WORK TO BE COMPLETED: Set the following entries down again exactly, line by line.

MATERIAL PROVIDED:

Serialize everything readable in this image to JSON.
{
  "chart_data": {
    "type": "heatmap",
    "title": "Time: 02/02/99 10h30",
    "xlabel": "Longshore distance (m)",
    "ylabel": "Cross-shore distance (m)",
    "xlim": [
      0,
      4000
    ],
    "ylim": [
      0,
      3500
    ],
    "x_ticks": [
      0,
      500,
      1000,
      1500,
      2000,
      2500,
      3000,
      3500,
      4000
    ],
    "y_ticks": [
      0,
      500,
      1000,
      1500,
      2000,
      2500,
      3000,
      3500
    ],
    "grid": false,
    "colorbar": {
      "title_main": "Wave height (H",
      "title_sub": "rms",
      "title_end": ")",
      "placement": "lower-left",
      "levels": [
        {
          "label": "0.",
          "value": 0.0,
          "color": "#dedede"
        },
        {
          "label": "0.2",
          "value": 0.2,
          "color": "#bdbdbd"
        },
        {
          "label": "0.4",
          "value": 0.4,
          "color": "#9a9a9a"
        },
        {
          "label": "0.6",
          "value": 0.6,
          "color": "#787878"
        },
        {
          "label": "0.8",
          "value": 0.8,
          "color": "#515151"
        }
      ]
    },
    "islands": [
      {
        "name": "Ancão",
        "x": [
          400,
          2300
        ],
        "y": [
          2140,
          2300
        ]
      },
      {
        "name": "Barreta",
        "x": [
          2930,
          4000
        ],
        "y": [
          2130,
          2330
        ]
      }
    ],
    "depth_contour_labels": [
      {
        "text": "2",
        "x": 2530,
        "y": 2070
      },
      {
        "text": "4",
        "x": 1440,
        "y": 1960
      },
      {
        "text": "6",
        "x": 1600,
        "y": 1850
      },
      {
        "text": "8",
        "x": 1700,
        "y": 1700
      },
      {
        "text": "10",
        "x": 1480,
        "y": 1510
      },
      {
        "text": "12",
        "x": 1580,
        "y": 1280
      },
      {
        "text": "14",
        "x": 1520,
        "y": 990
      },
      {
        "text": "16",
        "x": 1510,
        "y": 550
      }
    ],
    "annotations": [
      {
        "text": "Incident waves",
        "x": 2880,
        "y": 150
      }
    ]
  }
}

SOLUTION:
Serialize everything readable in this image to JSON.
{
  "chart_data": {
    "type": "heatmap",
    "title": "Time: 02/02/99 10h30",
    "xlabel": "Longshore distance (m)",
    "ylabel": "Cross-shore distance (m)",
    "xlim": [
      0,
      4000
    ],
    "ylim": [
      0,
      3500
    ],
    "x_ticks": [
      0,
      500,
      1000,
      1500,
      2000,
      2500,
      3000,
      3500,
      4000
    ],
    "y_ticks": [
      0,
      500,
      1000,
      1500,
      2000,
      2500,
      3000,
      3500
    ],
    "grid": false,
    "colorbar": {
      "title_main": "Wave height (H",
      "title_sub": "rms",
      "title_end": ")",
      "placement": "lower-left",
      "levels": [
        {
          "label": "0.",
          "value": 0.0,
          "color": "#dedede"
        },
        {
          "label": "0.2",
          "value": 0.2,
          "color": "#bdbdbd"
        },
        {
          "label": "0.4",
          "value": 0.4,
          "color": "#9a9a9a"
        },
        {
          "label": "0.6",
          "value": 0.6,
          "color": "#787878"
        },
        {
          "label": "0.8",
          "value": 0.8,
          "color": "#515151"
        }
      ]
    },
    "islands": [
      {
        "name": "Ancão",
        "x": [
          400,
          2300
        ],
        "y": [
          2140,
          2300
        ]
      },
      {
        "name": "Barreta",
        "x": [
          2930,
          4000
        ],
        "y": [
          2130,
          2330
        ]
      }
    ],
    "depth_contour_labels": [
      {
        "text": "2",
        "x": 2530,
        "y": 2070
      },
      {
        "text": "4",
        "x": 1440,
        "y": 1960
      },
      {
        "text": "6",
        "x": 1600,
        "y": 1850
      },
      {
        "text": "8",
        "x": 1700,
        "y": 1700
      },
      {
        "text": "10",
        "x": 1480,
        "y": 1510
      },
      {
        "text": "12",
        "x": 1580,
        "y": 1280
      },
      {
        "text": "14",
        "x": 1520,
        "y": 990
      },
      {
        "text": "16",
        "x": 1510,
        "y": 550
      }
    ],
    "annotations": [
      {
        "text": "Incident waves",
        "x": 2880,
        "y": 150
      }
    ]
  }
}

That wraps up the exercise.